__REQUIRED TASK__
Print the data exactly, leaving nothing out.

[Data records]
┄┄┄┄┄┄┄┄┄┄

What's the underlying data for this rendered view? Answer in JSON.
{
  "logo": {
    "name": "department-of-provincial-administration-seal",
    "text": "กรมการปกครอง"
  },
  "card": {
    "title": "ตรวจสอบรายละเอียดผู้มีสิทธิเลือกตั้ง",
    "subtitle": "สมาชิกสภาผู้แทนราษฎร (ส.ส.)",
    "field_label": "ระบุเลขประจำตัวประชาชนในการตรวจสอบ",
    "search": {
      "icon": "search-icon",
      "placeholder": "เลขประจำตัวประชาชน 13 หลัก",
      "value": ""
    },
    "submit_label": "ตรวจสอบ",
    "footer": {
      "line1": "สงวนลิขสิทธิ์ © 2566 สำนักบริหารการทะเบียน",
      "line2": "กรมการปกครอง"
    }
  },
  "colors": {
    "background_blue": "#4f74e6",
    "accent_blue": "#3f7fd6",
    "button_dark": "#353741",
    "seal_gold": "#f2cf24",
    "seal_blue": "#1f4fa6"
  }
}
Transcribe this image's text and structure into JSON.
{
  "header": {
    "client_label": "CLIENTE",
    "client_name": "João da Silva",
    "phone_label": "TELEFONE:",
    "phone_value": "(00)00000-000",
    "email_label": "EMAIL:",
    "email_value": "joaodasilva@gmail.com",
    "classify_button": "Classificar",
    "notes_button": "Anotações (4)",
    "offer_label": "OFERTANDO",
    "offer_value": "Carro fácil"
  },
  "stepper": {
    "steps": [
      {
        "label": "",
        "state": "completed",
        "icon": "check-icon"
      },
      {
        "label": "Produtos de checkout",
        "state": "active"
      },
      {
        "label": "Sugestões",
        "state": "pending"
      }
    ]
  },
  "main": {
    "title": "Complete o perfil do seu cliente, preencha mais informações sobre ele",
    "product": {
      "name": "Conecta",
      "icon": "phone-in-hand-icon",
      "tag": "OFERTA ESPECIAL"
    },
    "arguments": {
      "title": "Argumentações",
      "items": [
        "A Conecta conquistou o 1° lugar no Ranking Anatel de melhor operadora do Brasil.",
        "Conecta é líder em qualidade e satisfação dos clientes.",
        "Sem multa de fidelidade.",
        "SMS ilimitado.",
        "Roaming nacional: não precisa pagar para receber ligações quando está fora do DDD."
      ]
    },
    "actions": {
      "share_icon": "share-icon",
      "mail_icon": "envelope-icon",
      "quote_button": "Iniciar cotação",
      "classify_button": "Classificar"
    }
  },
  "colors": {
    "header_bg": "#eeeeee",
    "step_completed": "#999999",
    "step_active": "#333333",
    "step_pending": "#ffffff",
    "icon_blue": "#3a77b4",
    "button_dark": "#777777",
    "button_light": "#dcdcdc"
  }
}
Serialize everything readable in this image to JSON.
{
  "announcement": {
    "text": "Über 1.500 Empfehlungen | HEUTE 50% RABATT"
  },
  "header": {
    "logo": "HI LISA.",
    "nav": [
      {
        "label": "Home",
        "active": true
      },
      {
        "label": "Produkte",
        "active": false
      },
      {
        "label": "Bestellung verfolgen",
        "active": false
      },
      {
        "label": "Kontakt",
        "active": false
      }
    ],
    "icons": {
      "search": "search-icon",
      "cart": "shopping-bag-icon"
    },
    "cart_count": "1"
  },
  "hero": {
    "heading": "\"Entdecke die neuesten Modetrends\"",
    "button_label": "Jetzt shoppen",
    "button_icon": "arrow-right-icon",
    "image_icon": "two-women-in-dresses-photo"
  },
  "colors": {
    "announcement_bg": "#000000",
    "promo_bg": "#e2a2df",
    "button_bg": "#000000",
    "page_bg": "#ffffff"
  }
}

┄┄┄┄┄┄┄┄┄┄

__RESPONSE__
What's the underlying data for this rendered view? Answer in JSON.
{
  "logo": {
    "name": "department-of-provincial-administration-seal",
    "text": "กรมการปกครอง"
  },
  "card": {
    "title": "ตรวจสอบรายละเอียดผู้มีสิทธิเลือกตั้ง",
    "subtitle": "สมาชิกสภาผู้แทนราษฎร (ส.ส.)",
    "field_label": "ระบุเลขประจำตัวประชาชนในการตรวจสอบ",
    "search": {
      "icon": "search-icon",
      "placeholder": "เลขประจำตัวประชาชน 13 หลัก",
      "value": ""
    },
    "submit_label": "ตรวจสอบ",
    "footer": {
      "line1": "สงวนลิขสิทธิ์ © 2566 สำนักบริหารการทะเบียน",
      "line2": "กรมการปกครอง"
    }
  },
  "colors": {
    "background_blue": "#4f74e6",
    "accent_blue": "#3f7fd6",
    "button_dark": "#353741",
    "seal_gold": "#f2cf24",
    "seal_blue": "#1f4fa6"
  }
}
Transcribe this image's text and structure into JSON.
{
  "header": {
    "client_label": "CLIENTE",
    "client_name": "João da Silva",
    "phone_label": "TELEFONE:",
    "phone_value": "(00)00000-000",
    "email_label": "EMAIL:",
    "email_value": "joaodasilva@gmail.com",
    "classify_button": "Classificar",
    "notes_button": "Anotações (4)",
    "offer_label": "OFERTANDO",
    "offer_value": "Carro fácil"
  },
  "stepper": {
    "steps": [
      {
        "label": "",
        "state": "completed",
        "icon": "check-icon"
      },
      {
        "label": "Produtos de checkout",
        "state": "active"
      },
      {
        "label": "Sugestões",
        "state": "pending"
      }
    ]
  },
  "main": {
    "title": "Complete o perfil do seu cliente, preencha mais informações sobre ele",
    "product": {
      "name": "Conecta",
      "icon": "phone-in-hand-icon",
      "tag": "OFERTA ESPECIAL"
    },
    "arguments": {
      "title": "Argumentações",
      "items": [
        "A Conecta conquistou o 1° lugar no Ranking Anatel de melhor operadora do Brasil.",
        "Conecta é líder em qualidade e satisfação dos clientes.",
        "Sem multa de fidelidade.",
        "SMS ilimitado.",
        "Roaming nacional: não precisa pagar para receber ligações quando está fora do DDD."
      ]
    },
    "actions": {
      "share_icon": "share-icon",
      "mail_icon": "envelope-icon",
      "quote_button": "Iniciar cotação",
      "classify_button": "Classificar"
    }
  },
  "colors": {
    "header_bg": "#eeeeee",
    "step_completed": "#999999",
    "step_active": "#333333",
    "step_pending": "#ffffff",
    "icon_blue": "#3a77b4",
    "button_dark": "#777777",
    "button_light": "#dcdcdc"
  }
}
Serialize everything readable in this image to JSON.
{
  "announcement": {
    "text": "Über 1.500 Empfehlungen | HEUTE 50% RABATT"
  },
  "header": {
    "logo": "HI LISA.",
    "nav": [
      {
        "label": "Home",
        "active": true
      },
      {
        "label": "Produkte",
        "active": false
      },
      {
        "label": "Bestellung verfolgen",
        "active": false
      },
      {
        "label": "Kontakt",
        "active": false
      }
    ],
    "icons": {
      "search": "search-icon",
      "cart": "shopping-bag-icon"
    },
    "cart_count": "1"
  },
  "hero": {
    "heading": "\"Entdecke die neuesten Modetrends\"",
    "button_label": "Jetzt shoppen",
    "button_icon": "arrow-right-icon",
    "image_icon": "two-women-in-dresses-photo"
  },
  "colors": {
    "announcement_bg": "#000000",
    "promo_bg": "#e2a2df",
    "button_bg": "#000000",
    "page_bg": "#ffffff"
  }
}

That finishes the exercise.